____ Registros proporcionados
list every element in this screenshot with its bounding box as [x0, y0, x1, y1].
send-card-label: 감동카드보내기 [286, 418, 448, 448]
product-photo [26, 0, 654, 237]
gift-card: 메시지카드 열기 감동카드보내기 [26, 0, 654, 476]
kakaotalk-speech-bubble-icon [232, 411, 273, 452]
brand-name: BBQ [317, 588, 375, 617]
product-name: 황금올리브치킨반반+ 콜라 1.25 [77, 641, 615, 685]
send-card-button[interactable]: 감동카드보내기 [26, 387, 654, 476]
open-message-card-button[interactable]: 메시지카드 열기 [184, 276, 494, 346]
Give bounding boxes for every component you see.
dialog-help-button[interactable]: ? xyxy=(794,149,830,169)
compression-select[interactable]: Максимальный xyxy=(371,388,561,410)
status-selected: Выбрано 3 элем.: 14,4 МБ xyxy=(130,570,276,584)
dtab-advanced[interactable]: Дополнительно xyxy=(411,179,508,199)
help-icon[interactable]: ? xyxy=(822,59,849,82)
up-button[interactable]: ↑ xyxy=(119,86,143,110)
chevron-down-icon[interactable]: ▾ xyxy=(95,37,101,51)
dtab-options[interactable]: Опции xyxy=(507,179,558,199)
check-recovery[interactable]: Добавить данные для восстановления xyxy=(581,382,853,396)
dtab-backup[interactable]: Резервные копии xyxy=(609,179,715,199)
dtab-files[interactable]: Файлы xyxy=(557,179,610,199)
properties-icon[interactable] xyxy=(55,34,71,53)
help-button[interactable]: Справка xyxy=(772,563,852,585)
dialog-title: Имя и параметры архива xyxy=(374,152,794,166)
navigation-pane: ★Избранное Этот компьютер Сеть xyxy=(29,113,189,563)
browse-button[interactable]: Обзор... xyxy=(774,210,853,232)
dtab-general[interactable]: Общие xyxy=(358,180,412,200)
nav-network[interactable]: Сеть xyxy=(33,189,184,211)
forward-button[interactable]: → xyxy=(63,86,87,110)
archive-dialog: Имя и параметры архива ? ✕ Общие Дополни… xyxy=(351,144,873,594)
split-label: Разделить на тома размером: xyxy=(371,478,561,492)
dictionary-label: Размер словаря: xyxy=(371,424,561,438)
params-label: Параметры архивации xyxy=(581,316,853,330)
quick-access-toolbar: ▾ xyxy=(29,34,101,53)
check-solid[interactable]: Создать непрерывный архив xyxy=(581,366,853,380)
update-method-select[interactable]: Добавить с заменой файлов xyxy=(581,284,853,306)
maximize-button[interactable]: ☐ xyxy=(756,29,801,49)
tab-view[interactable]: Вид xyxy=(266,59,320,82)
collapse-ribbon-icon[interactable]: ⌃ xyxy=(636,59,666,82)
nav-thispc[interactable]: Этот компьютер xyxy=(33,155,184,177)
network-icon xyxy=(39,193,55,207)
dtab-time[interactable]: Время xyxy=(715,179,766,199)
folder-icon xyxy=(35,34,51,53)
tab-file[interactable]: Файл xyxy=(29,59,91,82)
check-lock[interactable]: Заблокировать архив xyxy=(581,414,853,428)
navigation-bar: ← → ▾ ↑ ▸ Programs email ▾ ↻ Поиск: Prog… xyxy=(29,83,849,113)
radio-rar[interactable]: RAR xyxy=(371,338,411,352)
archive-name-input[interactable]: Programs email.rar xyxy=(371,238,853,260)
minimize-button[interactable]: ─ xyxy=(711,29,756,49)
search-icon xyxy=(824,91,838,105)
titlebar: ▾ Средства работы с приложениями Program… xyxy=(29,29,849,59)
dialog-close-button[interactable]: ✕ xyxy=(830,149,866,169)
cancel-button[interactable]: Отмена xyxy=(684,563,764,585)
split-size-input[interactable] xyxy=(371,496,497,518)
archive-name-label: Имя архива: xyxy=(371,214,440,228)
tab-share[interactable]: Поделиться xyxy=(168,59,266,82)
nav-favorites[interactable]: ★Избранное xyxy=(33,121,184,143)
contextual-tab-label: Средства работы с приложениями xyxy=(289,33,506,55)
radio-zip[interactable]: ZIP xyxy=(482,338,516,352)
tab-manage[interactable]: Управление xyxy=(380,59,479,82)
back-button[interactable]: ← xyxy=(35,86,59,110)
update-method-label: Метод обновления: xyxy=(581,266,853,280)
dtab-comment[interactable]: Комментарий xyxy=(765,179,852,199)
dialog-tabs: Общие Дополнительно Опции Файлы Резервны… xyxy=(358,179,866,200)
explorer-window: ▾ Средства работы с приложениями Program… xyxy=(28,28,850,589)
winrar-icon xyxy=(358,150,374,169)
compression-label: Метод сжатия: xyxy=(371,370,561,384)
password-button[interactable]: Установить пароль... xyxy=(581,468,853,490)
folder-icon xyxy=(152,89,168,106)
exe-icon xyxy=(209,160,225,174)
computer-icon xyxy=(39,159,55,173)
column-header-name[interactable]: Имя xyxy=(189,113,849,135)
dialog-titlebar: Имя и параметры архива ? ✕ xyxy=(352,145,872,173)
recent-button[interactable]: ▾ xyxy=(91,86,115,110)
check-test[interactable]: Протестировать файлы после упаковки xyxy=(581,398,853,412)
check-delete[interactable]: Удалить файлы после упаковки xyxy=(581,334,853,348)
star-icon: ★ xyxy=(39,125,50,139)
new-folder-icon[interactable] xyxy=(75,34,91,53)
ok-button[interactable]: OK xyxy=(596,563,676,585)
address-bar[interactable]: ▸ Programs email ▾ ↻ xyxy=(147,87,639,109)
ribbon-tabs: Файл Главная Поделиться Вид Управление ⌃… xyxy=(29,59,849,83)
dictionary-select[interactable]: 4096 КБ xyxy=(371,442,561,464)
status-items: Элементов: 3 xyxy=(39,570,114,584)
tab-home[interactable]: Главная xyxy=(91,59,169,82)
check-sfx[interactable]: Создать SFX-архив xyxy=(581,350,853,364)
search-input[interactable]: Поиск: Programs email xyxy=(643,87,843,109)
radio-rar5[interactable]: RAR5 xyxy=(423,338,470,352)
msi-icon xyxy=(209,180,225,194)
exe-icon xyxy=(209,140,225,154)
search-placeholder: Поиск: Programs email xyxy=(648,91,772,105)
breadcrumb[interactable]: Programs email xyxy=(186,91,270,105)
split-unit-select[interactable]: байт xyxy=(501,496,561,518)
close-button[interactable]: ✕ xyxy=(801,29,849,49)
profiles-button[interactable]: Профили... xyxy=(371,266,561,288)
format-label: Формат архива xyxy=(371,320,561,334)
________
____ Registros proporcionados
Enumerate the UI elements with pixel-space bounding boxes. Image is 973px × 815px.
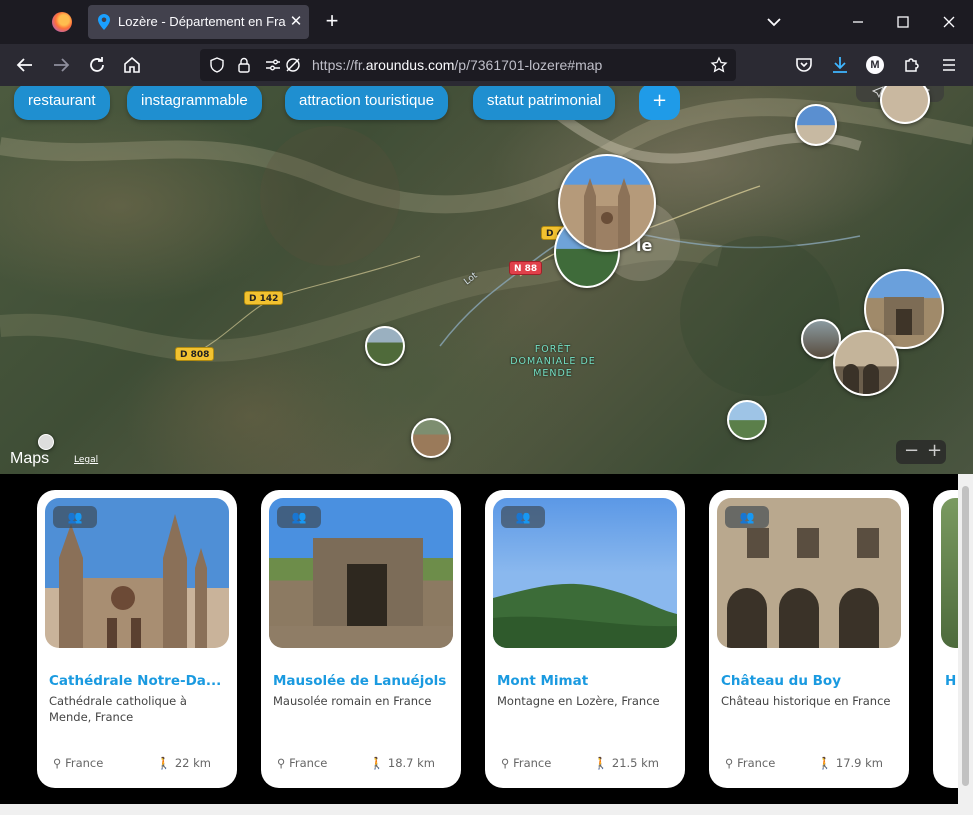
________
____ Registros proporcionados
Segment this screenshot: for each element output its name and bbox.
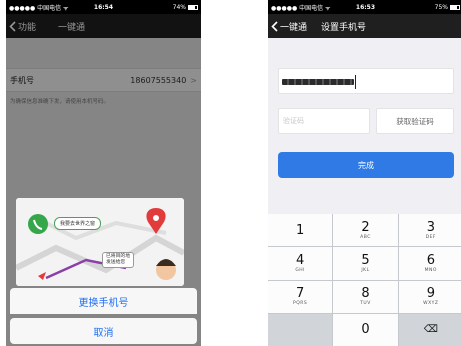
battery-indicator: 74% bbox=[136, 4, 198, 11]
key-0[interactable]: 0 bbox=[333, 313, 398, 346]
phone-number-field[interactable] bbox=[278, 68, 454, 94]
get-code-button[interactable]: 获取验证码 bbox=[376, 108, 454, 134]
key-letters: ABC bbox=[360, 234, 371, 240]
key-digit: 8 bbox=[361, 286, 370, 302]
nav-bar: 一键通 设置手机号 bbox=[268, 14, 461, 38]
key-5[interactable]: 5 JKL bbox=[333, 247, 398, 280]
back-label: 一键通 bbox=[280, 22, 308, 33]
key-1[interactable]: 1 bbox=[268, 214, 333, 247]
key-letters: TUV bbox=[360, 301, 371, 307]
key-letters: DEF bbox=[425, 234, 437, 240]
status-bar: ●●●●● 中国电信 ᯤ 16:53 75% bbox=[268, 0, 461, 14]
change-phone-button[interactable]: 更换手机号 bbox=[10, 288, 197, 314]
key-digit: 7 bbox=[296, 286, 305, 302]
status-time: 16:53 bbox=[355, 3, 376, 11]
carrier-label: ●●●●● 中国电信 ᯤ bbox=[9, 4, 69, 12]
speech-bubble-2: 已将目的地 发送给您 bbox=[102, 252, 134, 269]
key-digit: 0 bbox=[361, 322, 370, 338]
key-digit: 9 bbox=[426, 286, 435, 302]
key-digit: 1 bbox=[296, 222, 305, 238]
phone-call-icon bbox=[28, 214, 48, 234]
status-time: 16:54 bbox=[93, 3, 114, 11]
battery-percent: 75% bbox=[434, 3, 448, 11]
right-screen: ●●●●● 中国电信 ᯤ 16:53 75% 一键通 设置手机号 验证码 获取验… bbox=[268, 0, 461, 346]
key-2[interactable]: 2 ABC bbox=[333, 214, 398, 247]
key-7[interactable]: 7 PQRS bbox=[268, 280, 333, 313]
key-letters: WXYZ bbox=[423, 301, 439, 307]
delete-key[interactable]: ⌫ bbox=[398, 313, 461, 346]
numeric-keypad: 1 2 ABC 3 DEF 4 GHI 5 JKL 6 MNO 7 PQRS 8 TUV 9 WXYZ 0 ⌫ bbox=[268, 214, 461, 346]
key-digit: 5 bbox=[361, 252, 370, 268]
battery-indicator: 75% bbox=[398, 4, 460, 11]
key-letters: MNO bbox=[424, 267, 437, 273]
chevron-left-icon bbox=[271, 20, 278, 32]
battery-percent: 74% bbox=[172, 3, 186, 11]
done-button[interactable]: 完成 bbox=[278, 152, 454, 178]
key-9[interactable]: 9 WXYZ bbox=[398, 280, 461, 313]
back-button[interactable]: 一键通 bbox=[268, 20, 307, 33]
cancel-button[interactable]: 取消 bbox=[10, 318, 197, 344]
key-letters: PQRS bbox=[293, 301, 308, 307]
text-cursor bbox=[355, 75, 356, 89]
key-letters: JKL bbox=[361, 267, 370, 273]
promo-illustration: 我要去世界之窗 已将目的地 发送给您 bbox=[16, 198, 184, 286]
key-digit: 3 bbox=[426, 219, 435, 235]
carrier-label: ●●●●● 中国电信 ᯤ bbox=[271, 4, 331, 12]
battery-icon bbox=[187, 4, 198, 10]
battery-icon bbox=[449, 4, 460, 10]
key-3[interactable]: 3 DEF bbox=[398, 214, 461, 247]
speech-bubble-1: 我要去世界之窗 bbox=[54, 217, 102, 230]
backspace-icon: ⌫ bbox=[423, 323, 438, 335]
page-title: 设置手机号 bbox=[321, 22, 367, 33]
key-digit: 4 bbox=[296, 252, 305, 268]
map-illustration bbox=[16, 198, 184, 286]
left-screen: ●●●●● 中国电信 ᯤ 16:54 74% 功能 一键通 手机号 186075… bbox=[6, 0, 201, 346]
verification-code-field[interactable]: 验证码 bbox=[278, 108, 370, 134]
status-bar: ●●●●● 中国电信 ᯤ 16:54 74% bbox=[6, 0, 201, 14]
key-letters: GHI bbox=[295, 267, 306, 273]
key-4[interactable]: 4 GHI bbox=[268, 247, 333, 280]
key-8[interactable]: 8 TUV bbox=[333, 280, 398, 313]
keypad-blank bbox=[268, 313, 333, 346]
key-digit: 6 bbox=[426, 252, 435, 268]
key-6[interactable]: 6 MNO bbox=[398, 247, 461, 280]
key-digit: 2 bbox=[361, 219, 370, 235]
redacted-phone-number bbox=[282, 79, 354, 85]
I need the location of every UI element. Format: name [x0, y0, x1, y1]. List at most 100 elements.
________
» **Trabajo a realizar**
Convierta en una lista numerada los registros que van desde la línea que contiene "list every element" hasta la línea que contiene "open-message-card-button[interactable]: 메시지카드 열기", ambas incluidas. Omita las líneas en blanco.

» **Solución**
1. list every element in this screenshot with its bounding box as [x0, y0, x1, y1].
2. send-card-label: 감동카드보내기 [286, 418, 448, 448]
3. product-photo [26, 0, 654, 237]
4. gift-card: 메시지카드 열기 감동카드보내기 [26, 0, 654, 476]
5. kakaotalk-speech-bubble-icon [232, 411, 273, 452]
6. brand-name: BBQ [317, 588, 375, 617]
7. product-name: 황금올리브치킨반반+ 콜라 1.25 [77, 641, 615, 685]
8. send-card-button[interactable]: 감동카드보내기 [26, 387, 654, 476]
9. open-message-card-button[interactable]: 메시지카드 열기 [184, 276, 494, 346]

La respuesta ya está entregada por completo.